What you need to do: Gather all lines in the data that hold the string "JSON".

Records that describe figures
--- Start ---
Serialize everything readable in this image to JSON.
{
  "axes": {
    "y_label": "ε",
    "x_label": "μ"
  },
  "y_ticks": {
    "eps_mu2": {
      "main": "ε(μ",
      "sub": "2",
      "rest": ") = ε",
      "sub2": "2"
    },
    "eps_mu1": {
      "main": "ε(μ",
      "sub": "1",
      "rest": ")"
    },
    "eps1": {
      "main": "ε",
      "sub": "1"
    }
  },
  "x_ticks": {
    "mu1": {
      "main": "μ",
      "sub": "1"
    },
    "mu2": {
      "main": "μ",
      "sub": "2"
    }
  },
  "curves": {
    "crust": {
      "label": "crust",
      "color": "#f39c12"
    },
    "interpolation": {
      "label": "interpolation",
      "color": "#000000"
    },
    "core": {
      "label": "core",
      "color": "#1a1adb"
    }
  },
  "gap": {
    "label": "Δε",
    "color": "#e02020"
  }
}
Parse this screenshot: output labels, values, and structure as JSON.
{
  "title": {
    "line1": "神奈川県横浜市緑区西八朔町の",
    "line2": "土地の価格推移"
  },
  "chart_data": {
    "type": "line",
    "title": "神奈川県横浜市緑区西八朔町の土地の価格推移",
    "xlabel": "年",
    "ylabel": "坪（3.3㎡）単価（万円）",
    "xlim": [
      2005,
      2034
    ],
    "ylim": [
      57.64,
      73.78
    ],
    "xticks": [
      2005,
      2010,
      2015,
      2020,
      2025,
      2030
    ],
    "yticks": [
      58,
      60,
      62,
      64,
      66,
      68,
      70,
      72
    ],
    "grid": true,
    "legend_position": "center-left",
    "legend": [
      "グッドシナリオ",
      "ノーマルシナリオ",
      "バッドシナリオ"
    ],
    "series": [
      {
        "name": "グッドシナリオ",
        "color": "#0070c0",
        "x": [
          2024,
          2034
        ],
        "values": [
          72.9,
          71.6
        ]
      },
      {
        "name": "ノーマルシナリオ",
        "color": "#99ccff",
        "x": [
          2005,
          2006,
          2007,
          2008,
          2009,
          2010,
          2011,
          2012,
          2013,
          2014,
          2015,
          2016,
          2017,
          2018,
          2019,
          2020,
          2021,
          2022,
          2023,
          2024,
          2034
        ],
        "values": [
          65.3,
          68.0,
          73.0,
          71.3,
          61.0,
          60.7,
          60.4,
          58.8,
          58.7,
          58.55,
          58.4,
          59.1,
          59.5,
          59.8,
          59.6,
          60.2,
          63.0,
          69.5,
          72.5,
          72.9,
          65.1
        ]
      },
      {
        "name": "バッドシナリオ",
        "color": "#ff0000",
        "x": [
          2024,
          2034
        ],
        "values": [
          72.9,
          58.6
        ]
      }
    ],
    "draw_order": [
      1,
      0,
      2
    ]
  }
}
--- End ---
Result below:
Serialize everything readable in this image to JSON.
Parse this screenshot: output labels, values, and structure as JSON.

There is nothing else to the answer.